_Extracted entries_
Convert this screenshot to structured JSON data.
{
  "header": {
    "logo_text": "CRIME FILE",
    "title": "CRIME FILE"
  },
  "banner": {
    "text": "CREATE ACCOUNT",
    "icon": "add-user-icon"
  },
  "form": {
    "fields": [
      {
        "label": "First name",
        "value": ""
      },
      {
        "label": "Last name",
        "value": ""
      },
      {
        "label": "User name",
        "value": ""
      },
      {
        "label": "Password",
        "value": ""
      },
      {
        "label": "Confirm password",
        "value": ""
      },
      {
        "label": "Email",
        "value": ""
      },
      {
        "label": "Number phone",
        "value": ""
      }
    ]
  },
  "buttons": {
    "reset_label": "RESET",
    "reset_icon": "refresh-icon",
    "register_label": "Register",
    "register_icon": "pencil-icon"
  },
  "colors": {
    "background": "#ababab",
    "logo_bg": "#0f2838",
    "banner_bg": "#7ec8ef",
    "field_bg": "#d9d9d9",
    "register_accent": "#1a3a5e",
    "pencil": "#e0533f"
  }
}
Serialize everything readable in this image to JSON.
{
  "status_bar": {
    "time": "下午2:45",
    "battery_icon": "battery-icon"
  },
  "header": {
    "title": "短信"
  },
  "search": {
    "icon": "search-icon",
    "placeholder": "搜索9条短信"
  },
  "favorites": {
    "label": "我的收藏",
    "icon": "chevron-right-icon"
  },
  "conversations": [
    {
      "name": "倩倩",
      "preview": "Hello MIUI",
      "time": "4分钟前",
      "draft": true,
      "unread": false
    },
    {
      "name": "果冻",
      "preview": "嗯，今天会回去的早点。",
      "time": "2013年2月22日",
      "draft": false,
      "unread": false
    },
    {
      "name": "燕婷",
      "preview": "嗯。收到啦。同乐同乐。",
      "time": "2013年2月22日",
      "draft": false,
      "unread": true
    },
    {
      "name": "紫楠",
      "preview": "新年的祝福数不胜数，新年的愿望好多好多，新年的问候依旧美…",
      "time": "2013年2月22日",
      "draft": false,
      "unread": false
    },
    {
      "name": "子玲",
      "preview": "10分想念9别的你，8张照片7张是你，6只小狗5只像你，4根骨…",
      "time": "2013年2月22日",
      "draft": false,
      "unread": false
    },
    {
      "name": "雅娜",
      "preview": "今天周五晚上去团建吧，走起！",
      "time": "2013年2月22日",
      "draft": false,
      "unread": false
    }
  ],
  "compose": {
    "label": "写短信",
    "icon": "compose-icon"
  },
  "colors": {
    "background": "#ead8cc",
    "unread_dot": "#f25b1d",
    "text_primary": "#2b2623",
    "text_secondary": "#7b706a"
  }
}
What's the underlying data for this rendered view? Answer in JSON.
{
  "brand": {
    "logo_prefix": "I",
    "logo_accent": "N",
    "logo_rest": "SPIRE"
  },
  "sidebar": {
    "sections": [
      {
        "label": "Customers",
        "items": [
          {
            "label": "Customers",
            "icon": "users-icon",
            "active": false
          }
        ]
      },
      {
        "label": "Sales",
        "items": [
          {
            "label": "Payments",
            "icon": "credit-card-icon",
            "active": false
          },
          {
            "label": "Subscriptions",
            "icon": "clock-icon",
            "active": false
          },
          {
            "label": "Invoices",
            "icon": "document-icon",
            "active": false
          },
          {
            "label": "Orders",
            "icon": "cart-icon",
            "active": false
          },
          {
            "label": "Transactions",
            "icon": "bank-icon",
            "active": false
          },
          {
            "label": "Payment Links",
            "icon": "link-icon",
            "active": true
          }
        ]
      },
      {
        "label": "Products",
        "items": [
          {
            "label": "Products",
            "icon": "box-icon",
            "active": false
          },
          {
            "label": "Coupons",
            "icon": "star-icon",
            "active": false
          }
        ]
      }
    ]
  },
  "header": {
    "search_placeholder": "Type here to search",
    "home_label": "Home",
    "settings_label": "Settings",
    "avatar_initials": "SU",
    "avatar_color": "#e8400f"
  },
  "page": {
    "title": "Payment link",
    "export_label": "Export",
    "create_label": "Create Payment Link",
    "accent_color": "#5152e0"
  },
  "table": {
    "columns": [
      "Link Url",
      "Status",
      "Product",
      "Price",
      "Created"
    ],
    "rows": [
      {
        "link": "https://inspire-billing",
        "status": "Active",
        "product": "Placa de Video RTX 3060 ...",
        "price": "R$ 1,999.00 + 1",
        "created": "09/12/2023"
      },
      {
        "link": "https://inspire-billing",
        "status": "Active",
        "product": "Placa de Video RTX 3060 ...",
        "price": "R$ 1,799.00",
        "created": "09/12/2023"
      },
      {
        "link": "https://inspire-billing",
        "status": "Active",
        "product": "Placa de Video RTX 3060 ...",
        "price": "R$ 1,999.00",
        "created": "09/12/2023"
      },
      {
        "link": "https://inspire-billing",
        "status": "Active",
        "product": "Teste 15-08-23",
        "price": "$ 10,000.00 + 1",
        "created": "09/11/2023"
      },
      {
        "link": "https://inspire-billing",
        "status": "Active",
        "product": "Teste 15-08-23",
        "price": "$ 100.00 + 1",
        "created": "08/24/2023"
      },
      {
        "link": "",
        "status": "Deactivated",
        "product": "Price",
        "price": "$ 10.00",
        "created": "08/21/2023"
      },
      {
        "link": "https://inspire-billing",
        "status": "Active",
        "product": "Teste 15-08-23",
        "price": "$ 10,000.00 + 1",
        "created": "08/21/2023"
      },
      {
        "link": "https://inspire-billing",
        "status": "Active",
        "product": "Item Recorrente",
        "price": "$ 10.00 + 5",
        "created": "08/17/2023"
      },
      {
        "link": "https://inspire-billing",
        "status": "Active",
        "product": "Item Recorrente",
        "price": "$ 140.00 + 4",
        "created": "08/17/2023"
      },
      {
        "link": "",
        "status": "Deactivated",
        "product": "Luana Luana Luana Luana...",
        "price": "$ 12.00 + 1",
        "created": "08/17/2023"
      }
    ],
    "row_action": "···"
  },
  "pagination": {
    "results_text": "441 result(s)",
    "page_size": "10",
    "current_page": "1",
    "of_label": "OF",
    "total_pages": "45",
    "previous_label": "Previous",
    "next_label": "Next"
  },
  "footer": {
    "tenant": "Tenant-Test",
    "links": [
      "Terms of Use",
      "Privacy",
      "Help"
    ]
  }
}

_Brief_
Retype the whole listing above exactly.

_Output for this exercise_
Convert this screenshot to structured JSON data.
{
  "header": {
    "logo_text": "CRIME FILE",
    "title": "CRIME FILE"
  },
  "banner": {
    "text": "CREATE ACCOUNT",
    "icon": "add-user-icon"
  },
  "form": {
    "fields": [
      {
        "label": "First name",
        "value": ""
      },
      {
        "label": "Last name",
        "value": ""
      },
      {
        "label": "User name",
        "value": ""
      },
      {
        "label": "Password",
        "value": ""
      },
      {
        "label": "Confirm password",
        "value": ""
      },
      {
        "label": "Email",
        "value": ""
      },
      {
        "label": "Number phone",
        "value": ""
      }
    ]
  },
  "buttons": {
    "reset_label": "RESET",
    "reset_icon": "refresh-icon",
    "register_label": "Register",
    "register_icon": "pencil-icon"
  },
  "colors": {
    "background": "#ababab",
    "logo_bg": "#0f2838",
    "banner_bg": "#7ec8ef",
    "field_bg": "#d9d9d9",
    "register_accent": "#1a3a5e",
    "pencil": "#e0533f"
  }
}
Serialize everything readable in this image to JSON.
{
  "status_bar": {
    "time": "下午2:45",
    "battery_icon": "battery-icon"
  },
  "header": {
    "title": "短信"
  },
  "search": {
    "icon": "search-icon",
    "placeholder": "搜索9条短信"
  },
  "favorites": {
    "label": "我的收藏",
    "icon": "chevron-right-icon"
  },
  "conversations": [
    {
      "name": "倩倩",
      "preview": "Hello MIUI",
      "time": "4分钟前",
      "draft": true,
      "unread": false
    },
    {
      "name": "果冻",
      "preview": "嗯，今天会回去的早点。",
      "time": "2013年2月22日",
      "draft": false,
      "unread": false
    },
    {
      "name": "燕婷",
      "preview": "嗯。收到啦。同乐同乐。",
      "time": "2013年2月22日",
      "draft": false,
      "unread": true
    },
    {
      "name": "紫楠",
      "preview": "新年的祝福数不胜数，新年的愿望好多好多，新年的问候依旧美…",
      "time": "2013年2月22日",
      "draft": false,
      "unread": false
    },
    {
      "name": "子玲",
      "preview": "10分想念9别的你，8张照片7张是你，6只小狗5只像你，4根骨…",
      "time": "2013年2月22日",
      "draft": false,
      "unread": false
    },
    {
      "name": "雅娜",
      "preview": "今天周五晚上去团建吧，走起！",
      "time": "2013年2月22日",
      "draft": false,
      "unread": false
    }
  ],
  "compose": {
    "label": "写短信",
    "icon": "compose-icon"
  },
  "colors": {
    "background": "#ead8cc",
    "unread_dot": "#f25b1d",
    "text_primary": "#2b2623",
    "text_secondary": "#7b706a"
  }
}
What's the underlying data for this rendered view? Answer in JSON.
{
  "brand": {
    "logo_prefix": "I",
    "logo_accent": "N",
    "logo_rest": "SPIRE"
  },
  "sidebar": {
    "sections": [
      {
        "label": "Customers",
        "items": [
          {
            "label": "Customers",
            "icon": "users-icon",
            "active": false
          }
        ]
      },
      {
        "label": "Sales",
        "items": [
          {
            "label": "Payments",
            "icon": "credit-card-icon",
            "active": false
          },
          {
            "label": "Subscriptions",
            "icon": "clock-icon",
            "active": false
          },
          {
            "label": "Invoices",
            "icon": "document-icon",
            "active": false
          },
          {
            "label": "Orders",
            "icon": "cart-icon",
            "active": false
          },
          {
            "label": "Transactions",
            "icon": "bank-icon",
            "active": false
          },
          {
            "label": "Payment Links",
            "icon": "link-icon",
            "active": true
          }
        ]
      },
      {
        "label": "Products",
        "items": [
          {
            "label": "Products",
            "icon": "box-icon",
            "active": false
          },
          {
            "label": "Coupons",
            "icon": "star-icon",
            "active": false
          }
        ]
      }
    ]
  },
  "header": {
    "search_placeholder": "Type here to search",
    "home_label": "Home",
    "settings_label": "Settings",
    "avatar_initials": "SU",
    "avatar_color": "#e8400f"
  },
  "page": {
    "title": "Payment link",
    "export_label": "Export",
    "create_label": "Create Payment Link",
    "accent_color": "#5152e0"
  },
  "table": {
    "columns": [
      "Link Url",
      "Status",
      "Product",
      "Price",
      "Created"
    ],
    "rows": [
      {
        "link": "https://inspire-billing",
        "status": "Active",
        "product": "Placa de Video RTX 3060 ...",
        "price": "R$ 1,999.00 + 1",
        "created": "09/12/2023"
      },
      {
        "link": "https://inspire-billing",
        "status": "Active",
        "product": "Placa de Video RTX 3060 ...",
        "price": "R$ 1,799.00",
        "created": "09/12/2023"
      },
      {
        "link": "https://inspire-billing",
        "status": "Active",
        "product": "Placa de Video RTX 3060 ...",
        "price": "R$ 1,999.00",
        "created": "09/12/2023"
      },
      {
        "link": "https://inspire-billing",
        "status": "Active",
        "product": "Teste 15-08-23",
        "price": "$ 10,000.00 + 1",
        "created": "09/11/2023"
      },
      {
        "link": "https://inspire-billing",
        "status": "Active",
        "product": "Teste 15-08-23",
        "price": "$ 100.00 + 1",
        "created": "08/24/2023"
      },
      {
        "link": "",
        "status": "Deactivated",
        "product": "Price",
        "price": "$ 10.00",
        "created": "08/21/2023"
      },
      {
        "link": "https://inspire-billing",
        "status": "Active",
        "product": "Teste 15-08-23",
        "price": "$ 10,000.00 + 1",
        "created": "08/21/2023"
      },
      {
        "link": "https://inspire-billing",
        "status": "Active",
        "product": "Item Recorrente",
        "price": "$ 10.00 + 5",
        "created": "08/17/2023"
      },
      {
        "link": "https://inspire-billing",
        "status": "Active",
        "product": "Item Recorrente",
        "price": "$ 140.00 + 4",
        "created": "08/17/2023"
      },
      {
        "link": "",
        "status": "Deactivated",
        "product": "Luana Luana Luana Luana...",
        "price": "$ 12.00 + 1",
        "created": "08/17/2023"
      }
    ],
    "row_action": "···"
  },
  "pagination": {
    "results_text": "441 result(s)",
    "page_size": "10",
    "current_page": "1",
    "of_label": "OF",
    "total_pages": "45",
    "previous_label": "Previous",
    "next_label": "Next"
  },
  "footer": {
    "tenant": "Tenant-Test",
    "links": [
      "Terms of Use",
      "Privacy",
      "Help"
    ]
  }
}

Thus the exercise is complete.